=== EXERCISE MATERIAL ===

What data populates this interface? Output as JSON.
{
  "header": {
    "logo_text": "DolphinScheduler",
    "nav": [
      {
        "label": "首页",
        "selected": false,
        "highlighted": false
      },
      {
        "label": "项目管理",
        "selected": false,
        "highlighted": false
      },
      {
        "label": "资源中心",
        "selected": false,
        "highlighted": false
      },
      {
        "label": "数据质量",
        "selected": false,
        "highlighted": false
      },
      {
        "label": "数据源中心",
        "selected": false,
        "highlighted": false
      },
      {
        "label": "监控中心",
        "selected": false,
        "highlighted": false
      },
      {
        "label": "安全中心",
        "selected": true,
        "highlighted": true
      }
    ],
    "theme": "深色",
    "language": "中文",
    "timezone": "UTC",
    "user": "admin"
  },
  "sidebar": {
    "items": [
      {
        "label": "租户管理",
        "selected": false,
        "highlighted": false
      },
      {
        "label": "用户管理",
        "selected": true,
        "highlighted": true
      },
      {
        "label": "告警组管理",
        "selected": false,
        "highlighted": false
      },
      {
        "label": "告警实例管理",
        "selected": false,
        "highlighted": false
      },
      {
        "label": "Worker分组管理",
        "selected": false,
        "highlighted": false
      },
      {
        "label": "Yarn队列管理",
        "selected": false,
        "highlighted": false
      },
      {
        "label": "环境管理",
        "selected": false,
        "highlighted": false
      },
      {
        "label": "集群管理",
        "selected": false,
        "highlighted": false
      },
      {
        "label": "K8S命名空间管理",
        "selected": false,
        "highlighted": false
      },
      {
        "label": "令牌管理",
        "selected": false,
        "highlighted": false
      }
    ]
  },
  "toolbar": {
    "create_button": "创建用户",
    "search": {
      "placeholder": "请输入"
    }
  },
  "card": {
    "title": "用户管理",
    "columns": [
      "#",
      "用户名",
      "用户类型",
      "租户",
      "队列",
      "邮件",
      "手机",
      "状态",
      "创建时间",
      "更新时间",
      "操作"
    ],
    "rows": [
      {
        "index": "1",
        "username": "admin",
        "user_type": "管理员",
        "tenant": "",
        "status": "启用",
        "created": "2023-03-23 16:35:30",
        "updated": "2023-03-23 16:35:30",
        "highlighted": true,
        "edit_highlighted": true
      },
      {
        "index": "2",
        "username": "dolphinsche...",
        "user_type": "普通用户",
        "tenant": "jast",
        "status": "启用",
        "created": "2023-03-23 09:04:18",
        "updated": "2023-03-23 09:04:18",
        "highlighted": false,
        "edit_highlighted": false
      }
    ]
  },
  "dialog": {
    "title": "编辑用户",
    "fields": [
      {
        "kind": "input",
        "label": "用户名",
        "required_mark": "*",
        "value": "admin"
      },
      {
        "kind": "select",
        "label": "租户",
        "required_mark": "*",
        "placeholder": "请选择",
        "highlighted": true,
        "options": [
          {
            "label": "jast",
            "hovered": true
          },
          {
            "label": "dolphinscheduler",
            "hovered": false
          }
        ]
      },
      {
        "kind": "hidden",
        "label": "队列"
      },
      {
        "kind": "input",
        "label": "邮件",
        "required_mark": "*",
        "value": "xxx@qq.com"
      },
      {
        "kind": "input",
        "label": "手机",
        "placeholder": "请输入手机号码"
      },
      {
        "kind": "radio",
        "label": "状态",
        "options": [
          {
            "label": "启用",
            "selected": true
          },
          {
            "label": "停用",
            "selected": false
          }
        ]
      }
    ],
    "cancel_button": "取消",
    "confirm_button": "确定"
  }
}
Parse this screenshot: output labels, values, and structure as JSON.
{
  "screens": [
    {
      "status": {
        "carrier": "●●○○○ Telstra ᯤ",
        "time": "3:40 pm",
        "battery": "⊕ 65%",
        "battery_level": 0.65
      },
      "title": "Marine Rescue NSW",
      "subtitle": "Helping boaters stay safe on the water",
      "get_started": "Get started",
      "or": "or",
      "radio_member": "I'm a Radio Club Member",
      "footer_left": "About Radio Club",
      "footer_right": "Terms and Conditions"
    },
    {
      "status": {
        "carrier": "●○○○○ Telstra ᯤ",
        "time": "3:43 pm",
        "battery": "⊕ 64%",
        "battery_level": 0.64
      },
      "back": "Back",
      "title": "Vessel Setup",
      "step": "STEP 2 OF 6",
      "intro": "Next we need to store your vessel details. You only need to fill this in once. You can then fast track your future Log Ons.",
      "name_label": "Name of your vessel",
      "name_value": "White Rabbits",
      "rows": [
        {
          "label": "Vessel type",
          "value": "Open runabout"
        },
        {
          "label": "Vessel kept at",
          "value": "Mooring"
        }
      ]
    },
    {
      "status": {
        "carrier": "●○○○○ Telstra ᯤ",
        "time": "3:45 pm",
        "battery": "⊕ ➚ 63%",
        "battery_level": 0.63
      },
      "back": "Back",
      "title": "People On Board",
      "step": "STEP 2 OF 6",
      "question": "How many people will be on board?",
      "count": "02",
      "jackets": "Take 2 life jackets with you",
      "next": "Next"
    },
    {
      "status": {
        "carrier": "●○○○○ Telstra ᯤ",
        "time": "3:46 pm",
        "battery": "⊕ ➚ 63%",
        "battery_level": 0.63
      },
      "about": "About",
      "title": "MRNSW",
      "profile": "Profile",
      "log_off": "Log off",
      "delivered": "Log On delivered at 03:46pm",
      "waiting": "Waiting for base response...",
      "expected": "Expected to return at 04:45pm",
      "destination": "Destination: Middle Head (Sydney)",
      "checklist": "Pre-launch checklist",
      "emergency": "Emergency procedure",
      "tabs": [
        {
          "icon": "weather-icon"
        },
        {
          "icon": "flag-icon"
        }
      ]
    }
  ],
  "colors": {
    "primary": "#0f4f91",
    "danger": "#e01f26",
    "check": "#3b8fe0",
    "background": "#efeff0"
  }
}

===

_WHAT THE EXERCISE ASKS_
Return each line in the records that holds the string "this".

_EXPECTED ANSWER_
What data populates this interface? Output as JSON.
Parse this screenshot: output labels, values, and structure as JSON.
      "intro": "Next we need to store your vessel details. You only need to fill this in once. You can then fast track your future Log Ons.",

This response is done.